[Data excerpts]
* * * * *

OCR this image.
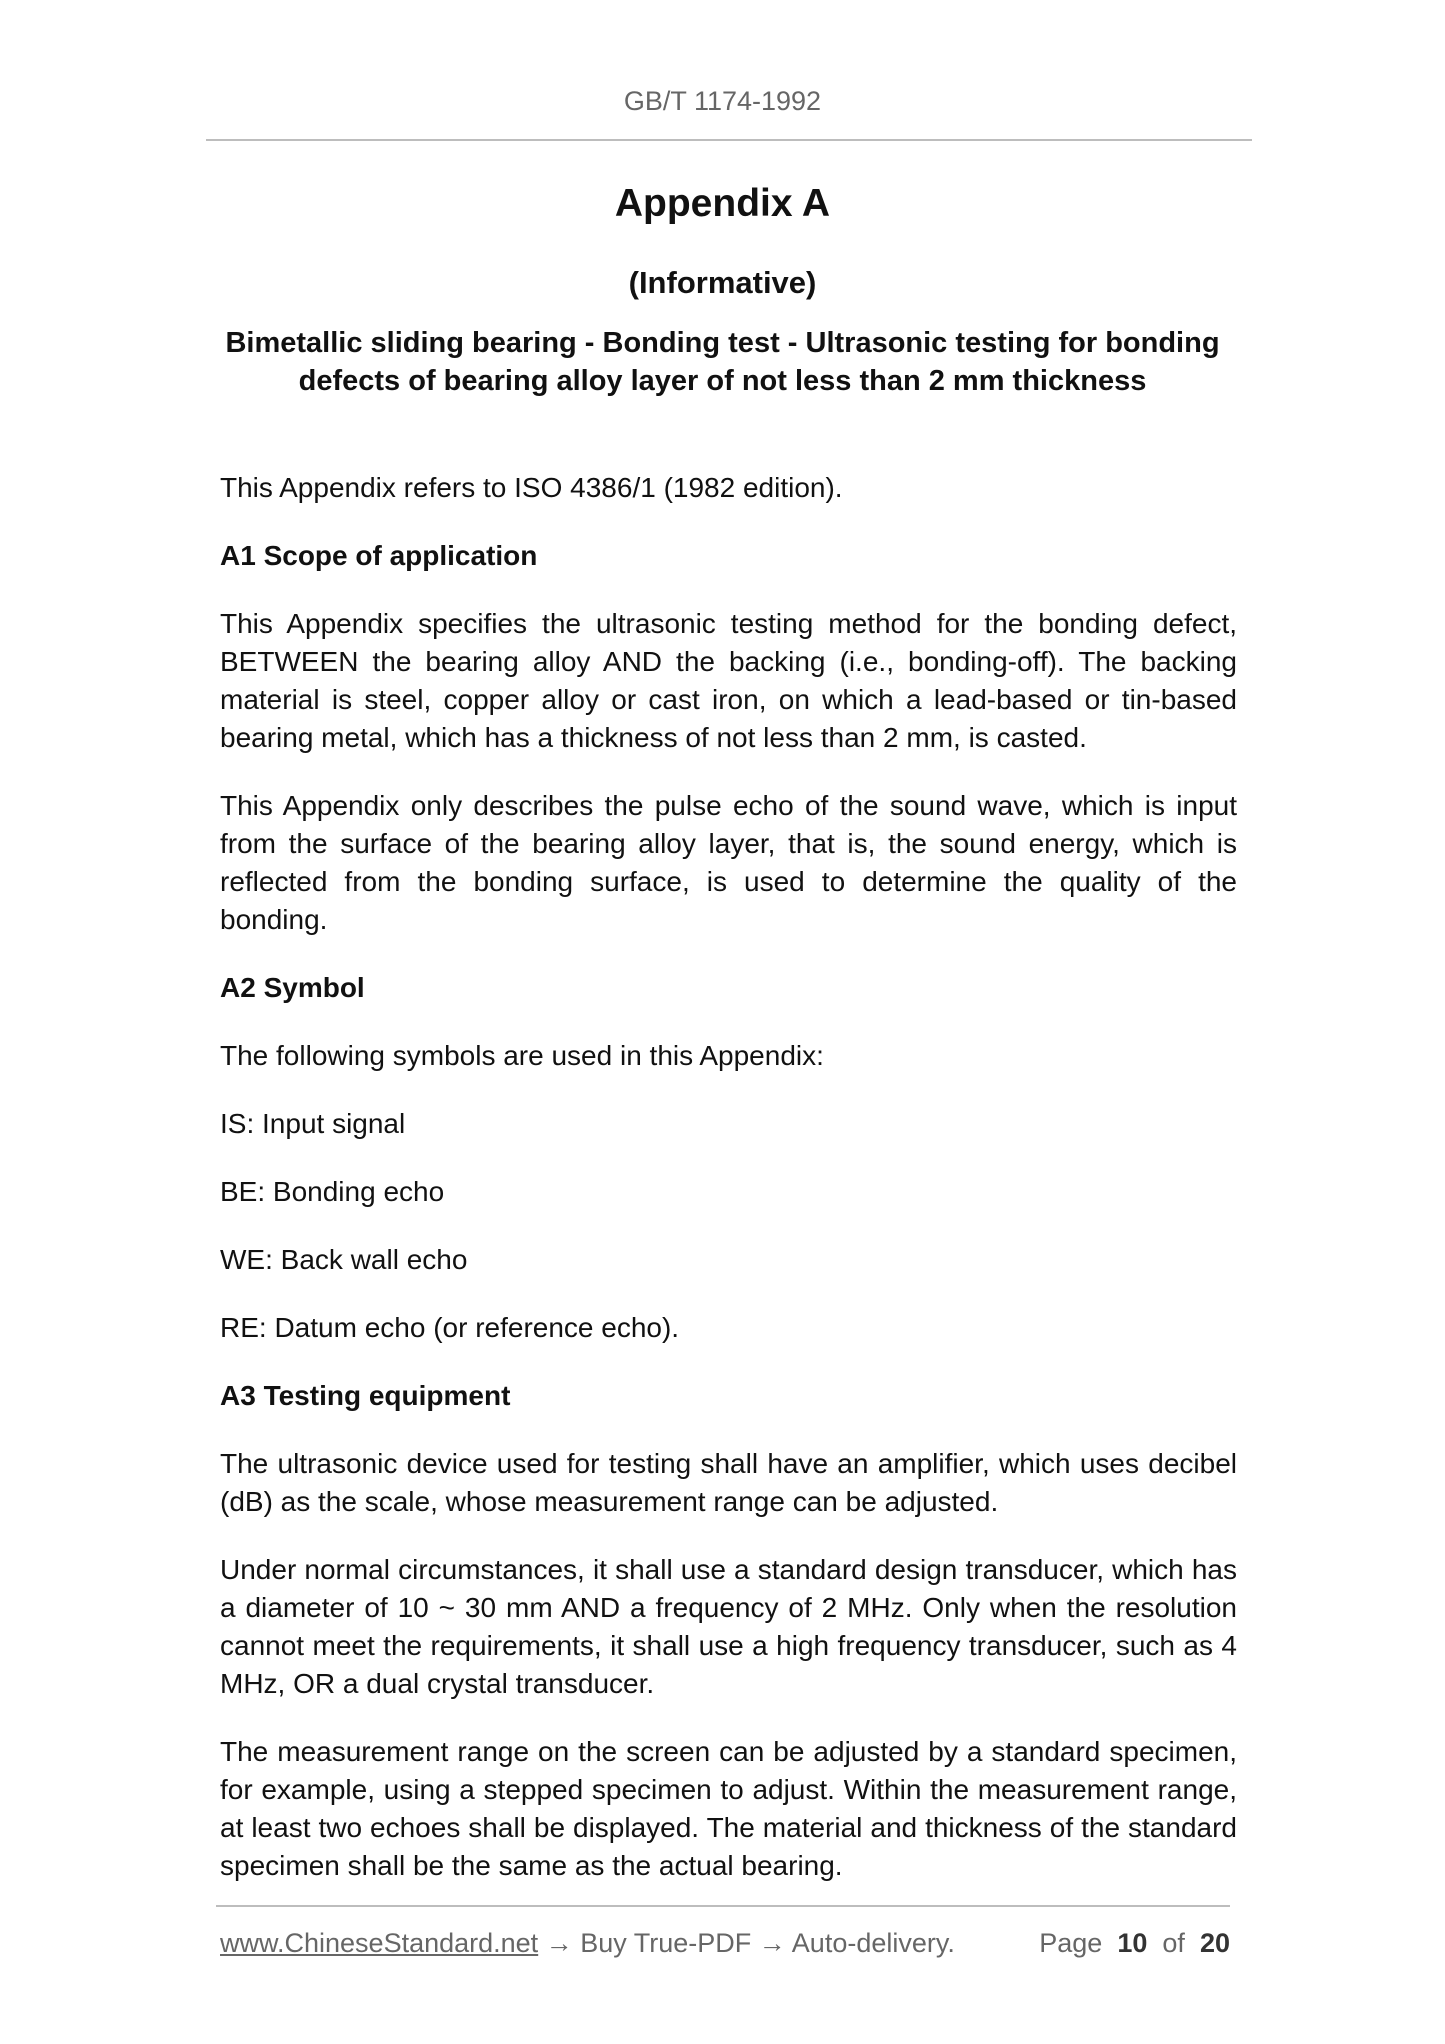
GB/T 1174-1992
Appendix A
(Informative)
Bimetallic sliding bearing - Bonding test - Ultrasonic testing for bonding defects of bearing alloy layer of not less than 2 mm thickness

This Appendix refers to ISO 4386/1 (1982 edition).

A1 Scope of application

This Appendix specifies the ultrasonic testing method for the bonding defect, BETWEEN the bearing alloy AND the backing (i.e., bonding-off). The backing material is steel, copper alloy or cast iron, on which a lead-based or tin-based bearing metal, which has a thickness of not less than 2 mm, is casted.

This Appendix only describes the pulse echo of the sound wave, which is input from the surface of the bearing alloy layer, that is, the sound energy, which is reflected from the bonding surface, is used to determine the quality of the bonding.

A2 Symbol

The following symbols are used in this Appendix:

IS: Input signal

BE: Bonding echo

WE: Back wall echo

RE: Datum echo (or reference echo).

A3 Testing equipment

The ultrasonic device used for testing shall have an amplifier, which uses decibel (dB) as the scale, whose measurement range can be adjusted.

Under normal circumstances, it shall use a standard design transducer, which has a diameter of 10 ~ 30 mm AND a frequency of 2 MHz. Only when the resolution cannot meet the requirements, it shall use a high frequency transducer, such as 4 MHz, OR a dual crystal transducer.

The measurement range on the screen can be adjusted by a standard specimen, for example, using a stepped specimen to adjust. Within the measurement range, at least two echoes shall be displayed. The material and thickness of the standard specimen shall be the same as the actual bearing.

www.ChineseStandard.net → Buy True-PDF → Auto-delivery.	Page 10 of 20
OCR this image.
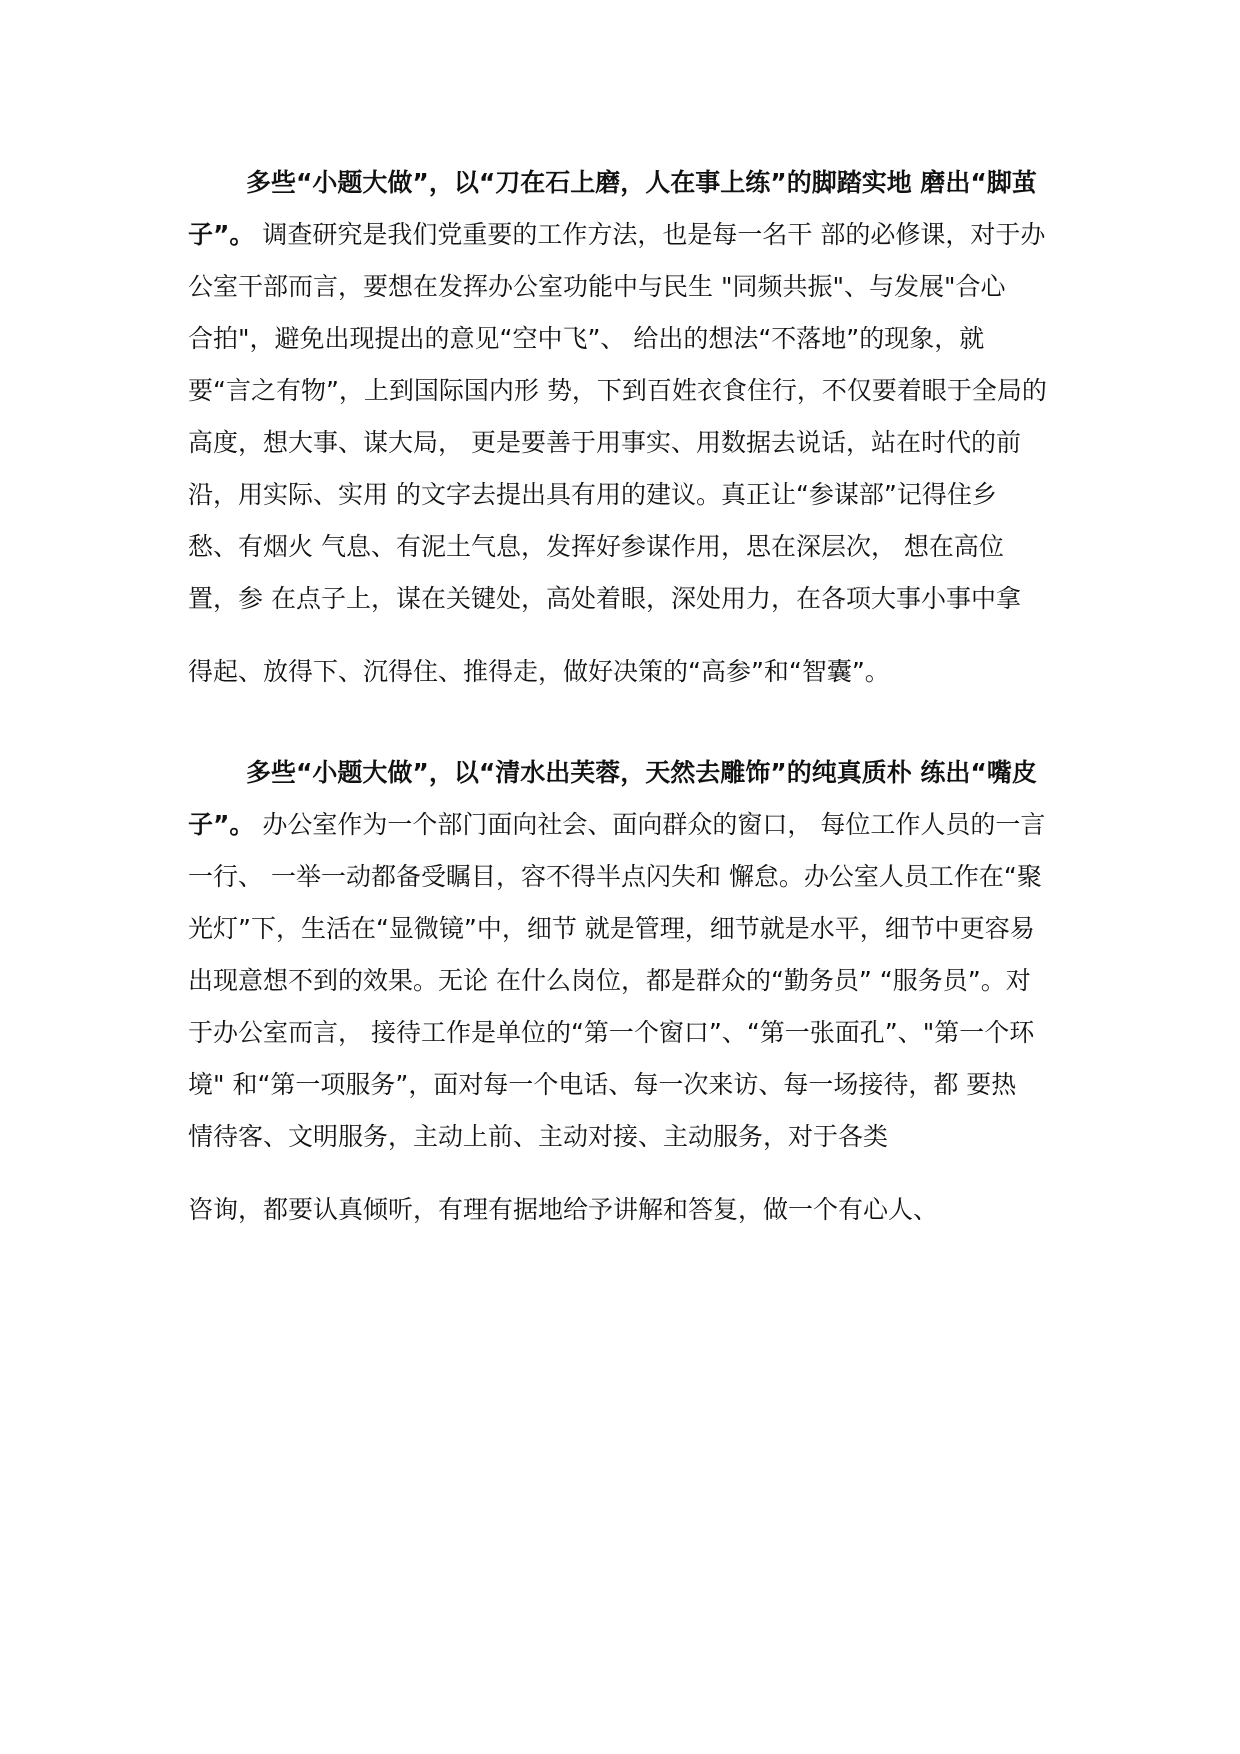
多些“小题大做”，以“刀在石上磨，人在事上练”的脚踏实地 磨出“脚茧
子”。 调查研究是我们党重要的工作方法，也是每一名干 部的必修课，对于办
公室干部而言，要想在发挥办公室功能中与民生 "同频共振"、与发展"合心
合拍"，避免出现提出的意见“空中飞”、 给出的想法“不落地”的现象，就
要“言之有物”，上到国际国内形 势，下到百姓衣食住行，不仅要着眼于全局的
高度，想大事、谋大局， 更是要善于用事实、用数据去说话，站在时代的前
沿，用实际、实用 的文字去提出具有用的建议。真正让“参谋部”记得住乡
愁、有烟火 气息、有泥土气息，发挥好参谋作用，思在深层次， 想在高位
置，参 在点子上，谋在关键处，高处着眼，深处用力，在各项大事小事中拿
得起、放得下、沉得住、推得走，做好决策的“高参”和“智囊”。
多些“小题大做”，以“清水出芙蓉，天然去雕饰”的纯真质朴 练出“嘴皮
子”。 办公室作为一个部门面向社会、面向群众的窗口， 每位工作人员的一言
一行、 一举一动都备受瞩目，容不得半点闪失和 懈怠。办公室人员工作在“聚
光灯”下，生活在“显微镜”中，细节 就是管理，细节就是水平，细节中更容易
出现意想不到的效果。无论 在什么岗位，都是群众的“勤务员” “服务员”。对
于办公室而言， 接待工作是单位的“第一个窗口”、“第一张面孔”、"第一个环
境" 和“第一项服务”，面对每一个电话、每一次来访、每一场接待，都 要热
情待客、文明服务，主动上前、主动对接、主动服务，对于各类
咨询，都要认真倾听，有理有据地给予讲解和答复，做一个有心人、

* * * * *

◆ **WHAT YOU NEED TO DO**: Reproduce each line of the entries in which the word "alloy" is found.

◆ **ANSWER FOR THIS EXERCISE**:
Bimetallic sliding bearing - Bonding test - Ultrasonic testing for bonding defects of bearing alloy layer of not less than 2 mm thickness
This Appendix specifies the ultrasonic testing method for the bonding defect, BETWEEN the bearing alloy AND the backing (i.e., bonding-off). The backing material is steel, copper alloy or cast iron, on which a lead-based or tin-based bearing metal, which has a thickness of not less than 2 mm, is casted.
This Appendix only describes the pulse echo of the sound wave, which is input from the surface of the bearing alloy layer, that is, the sound energy, which is reflected from the bonding surface, is used to determine the quality of the bonding.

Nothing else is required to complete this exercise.